------ RECORDS PROVIDED

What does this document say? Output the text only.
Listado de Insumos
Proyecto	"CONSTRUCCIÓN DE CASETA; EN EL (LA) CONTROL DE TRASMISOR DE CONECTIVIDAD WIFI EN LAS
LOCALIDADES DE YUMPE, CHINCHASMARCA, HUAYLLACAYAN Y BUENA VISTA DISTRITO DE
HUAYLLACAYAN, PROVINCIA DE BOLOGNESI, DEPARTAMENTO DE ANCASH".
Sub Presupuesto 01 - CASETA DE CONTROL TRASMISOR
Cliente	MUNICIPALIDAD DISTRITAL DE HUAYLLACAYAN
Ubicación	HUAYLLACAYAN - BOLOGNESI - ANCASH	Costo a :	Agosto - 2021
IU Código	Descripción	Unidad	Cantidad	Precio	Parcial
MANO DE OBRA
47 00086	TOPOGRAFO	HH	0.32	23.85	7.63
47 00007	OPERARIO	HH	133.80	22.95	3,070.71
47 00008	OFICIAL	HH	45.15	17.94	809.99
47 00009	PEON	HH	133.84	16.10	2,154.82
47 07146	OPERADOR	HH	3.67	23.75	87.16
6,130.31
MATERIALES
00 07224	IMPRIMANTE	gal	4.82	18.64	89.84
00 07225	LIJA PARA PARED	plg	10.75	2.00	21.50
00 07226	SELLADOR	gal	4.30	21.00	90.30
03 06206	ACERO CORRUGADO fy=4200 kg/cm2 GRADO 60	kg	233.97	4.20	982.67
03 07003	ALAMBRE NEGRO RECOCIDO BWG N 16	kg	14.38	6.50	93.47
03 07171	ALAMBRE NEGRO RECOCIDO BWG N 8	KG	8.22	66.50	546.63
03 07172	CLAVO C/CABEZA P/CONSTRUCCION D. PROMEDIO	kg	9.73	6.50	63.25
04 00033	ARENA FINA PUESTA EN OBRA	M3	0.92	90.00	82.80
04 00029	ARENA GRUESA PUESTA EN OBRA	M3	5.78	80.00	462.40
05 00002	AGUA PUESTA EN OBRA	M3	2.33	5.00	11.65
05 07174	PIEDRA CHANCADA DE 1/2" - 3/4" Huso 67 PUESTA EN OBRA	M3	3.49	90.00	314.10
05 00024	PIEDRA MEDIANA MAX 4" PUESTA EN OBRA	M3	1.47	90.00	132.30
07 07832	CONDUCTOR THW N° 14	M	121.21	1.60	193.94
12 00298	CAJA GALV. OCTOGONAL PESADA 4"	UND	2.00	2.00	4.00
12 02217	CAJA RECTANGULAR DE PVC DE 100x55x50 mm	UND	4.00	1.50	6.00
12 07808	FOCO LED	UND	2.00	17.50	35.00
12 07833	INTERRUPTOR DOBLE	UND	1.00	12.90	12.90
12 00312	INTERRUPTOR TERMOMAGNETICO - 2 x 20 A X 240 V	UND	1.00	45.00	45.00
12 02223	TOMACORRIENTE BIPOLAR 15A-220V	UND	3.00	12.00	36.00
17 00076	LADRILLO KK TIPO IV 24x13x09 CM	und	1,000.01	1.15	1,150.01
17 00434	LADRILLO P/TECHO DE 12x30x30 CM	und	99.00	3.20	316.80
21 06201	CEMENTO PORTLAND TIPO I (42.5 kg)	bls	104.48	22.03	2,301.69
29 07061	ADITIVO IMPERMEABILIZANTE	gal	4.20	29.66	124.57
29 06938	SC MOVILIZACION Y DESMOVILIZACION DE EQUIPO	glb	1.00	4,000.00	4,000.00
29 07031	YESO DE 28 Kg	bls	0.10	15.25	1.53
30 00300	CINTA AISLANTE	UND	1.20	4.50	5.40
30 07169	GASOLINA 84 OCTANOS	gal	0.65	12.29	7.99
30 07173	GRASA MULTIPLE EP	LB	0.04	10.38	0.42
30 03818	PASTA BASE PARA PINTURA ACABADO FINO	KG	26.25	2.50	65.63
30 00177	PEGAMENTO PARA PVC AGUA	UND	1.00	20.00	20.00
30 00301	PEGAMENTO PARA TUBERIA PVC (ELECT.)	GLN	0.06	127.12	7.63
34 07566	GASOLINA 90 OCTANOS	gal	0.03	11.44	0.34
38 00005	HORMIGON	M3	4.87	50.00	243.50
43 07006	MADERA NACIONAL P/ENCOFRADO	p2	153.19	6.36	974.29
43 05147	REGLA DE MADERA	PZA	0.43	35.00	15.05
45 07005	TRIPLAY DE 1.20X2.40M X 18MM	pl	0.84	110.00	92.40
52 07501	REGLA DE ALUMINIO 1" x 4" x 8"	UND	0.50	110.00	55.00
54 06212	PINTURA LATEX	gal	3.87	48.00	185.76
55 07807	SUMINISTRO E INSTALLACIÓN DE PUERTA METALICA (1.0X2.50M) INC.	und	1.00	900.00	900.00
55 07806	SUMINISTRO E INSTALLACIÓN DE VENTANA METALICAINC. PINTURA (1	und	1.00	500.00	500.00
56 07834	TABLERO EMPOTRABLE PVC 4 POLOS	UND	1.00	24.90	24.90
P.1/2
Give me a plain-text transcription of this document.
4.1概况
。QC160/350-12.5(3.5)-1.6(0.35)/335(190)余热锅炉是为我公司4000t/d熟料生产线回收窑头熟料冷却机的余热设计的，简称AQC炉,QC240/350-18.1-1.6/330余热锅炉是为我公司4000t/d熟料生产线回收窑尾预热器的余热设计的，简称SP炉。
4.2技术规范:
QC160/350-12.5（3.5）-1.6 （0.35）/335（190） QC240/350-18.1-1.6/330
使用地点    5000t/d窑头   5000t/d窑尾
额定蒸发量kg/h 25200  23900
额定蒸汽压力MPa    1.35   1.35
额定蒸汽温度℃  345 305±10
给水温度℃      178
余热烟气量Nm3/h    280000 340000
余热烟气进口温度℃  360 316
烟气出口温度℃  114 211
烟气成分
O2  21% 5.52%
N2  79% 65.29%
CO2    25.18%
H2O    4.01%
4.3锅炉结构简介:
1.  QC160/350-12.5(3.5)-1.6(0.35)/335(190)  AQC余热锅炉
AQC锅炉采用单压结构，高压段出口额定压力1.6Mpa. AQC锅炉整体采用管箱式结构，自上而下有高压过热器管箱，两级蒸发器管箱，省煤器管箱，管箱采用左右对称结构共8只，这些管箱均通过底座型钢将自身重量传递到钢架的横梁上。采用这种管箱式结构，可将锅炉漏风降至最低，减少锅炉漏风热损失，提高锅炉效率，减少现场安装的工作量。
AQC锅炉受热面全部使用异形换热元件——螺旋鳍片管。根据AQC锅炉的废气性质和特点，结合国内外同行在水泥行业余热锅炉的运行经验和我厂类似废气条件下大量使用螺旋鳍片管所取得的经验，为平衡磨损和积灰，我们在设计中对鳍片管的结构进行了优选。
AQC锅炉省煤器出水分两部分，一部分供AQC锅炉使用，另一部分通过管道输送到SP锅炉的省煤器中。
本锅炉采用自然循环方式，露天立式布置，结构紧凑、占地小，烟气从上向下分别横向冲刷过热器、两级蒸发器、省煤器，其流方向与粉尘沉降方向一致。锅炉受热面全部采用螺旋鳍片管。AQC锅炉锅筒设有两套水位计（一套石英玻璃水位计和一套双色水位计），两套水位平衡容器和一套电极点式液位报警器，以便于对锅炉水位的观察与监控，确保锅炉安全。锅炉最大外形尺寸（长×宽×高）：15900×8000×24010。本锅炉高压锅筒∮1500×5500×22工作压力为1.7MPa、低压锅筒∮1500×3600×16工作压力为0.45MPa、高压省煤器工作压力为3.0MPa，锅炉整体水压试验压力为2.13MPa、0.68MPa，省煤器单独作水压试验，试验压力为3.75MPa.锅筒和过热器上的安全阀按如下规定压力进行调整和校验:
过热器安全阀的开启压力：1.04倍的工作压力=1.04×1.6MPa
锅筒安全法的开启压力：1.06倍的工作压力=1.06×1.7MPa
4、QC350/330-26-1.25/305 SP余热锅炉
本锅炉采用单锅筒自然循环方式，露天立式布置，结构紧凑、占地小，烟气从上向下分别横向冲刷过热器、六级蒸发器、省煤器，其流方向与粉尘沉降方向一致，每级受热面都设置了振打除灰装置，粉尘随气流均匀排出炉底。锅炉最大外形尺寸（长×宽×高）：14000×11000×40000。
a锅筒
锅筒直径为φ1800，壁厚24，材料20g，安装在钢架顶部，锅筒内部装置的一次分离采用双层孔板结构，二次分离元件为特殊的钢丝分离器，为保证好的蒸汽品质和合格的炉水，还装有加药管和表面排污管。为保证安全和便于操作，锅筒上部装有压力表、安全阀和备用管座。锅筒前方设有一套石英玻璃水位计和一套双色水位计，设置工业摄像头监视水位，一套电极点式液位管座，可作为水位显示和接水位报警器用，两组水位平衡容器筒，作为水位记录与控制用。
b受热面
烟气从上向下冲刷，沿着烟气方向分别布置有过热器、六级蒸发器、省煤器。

------------

### EXERCISE GOAL
Extract lines where the string "document" occurs.

### EXERCISE OUTPUT
What does this document say? Output the text only.
Give me a plain-text transcription of this document.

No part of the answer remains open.